- _Goal_
Write the listing out again, all of it, word for word.

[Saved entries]
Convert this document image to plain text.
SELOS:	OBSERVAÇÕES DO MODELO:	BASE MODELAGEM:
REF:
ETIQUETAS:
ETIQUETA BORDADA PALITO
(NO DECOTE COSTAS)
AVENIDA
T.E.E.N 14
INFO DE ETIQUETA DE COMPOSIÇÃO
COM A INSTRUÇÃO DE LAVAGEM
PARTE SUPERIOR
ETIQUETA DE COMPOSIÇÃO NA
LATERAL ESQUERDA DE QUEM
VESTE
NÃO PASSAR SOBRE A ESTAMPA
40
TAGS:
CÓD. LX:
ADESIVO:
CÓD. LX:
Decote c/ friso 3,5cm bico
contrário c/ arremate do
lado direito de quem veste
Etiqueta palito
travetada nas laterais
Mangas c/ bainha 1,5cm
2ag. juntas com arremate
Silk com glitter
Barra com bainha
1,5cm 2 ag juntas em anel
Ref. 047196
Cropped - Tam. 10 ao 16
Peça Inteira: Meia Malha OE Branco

- _Response to this task_
Convert this document image to plain text.
SELOS:	OBSERVAÇÕES DO MODELO:	BASE MODELAGEM:
REF:
ETIQUETAS:
ETIQUETA BORDADA PALITO
(NO DECOTE COSTAS)
AVENIDA
T.E.E.N 14
INFO DE ETIQUETA DE COMPOSIÇÃO
COM A INSTRUÇÃO DE LAVAGEM
PARTE SUPERIOR
ETIQUETA DE COMPOSIÇÃO NA
LATERAL ESQUERDA DE QUEM
VESTE
NÃO PASSAR SOBRE A ESTAMPA
40
TAGS:
CÓD. LX:
ADESIVO:
CÓD. LX:
Decote c/ friso 3,5cm bico
contrário c/ arremate do
lado direito de quem veste
Etiqueta palito
travetada nas laterais
Mangas c/ bainha 1,5cm
2ag. juntas com arremate
Silk com glitter
Barra com bainha
1,5cm 2 ag juntas em anel
Ref. 047196
Cropped - Tam. 10 ao 16
Peça Inteira: Meia Malha OE Branco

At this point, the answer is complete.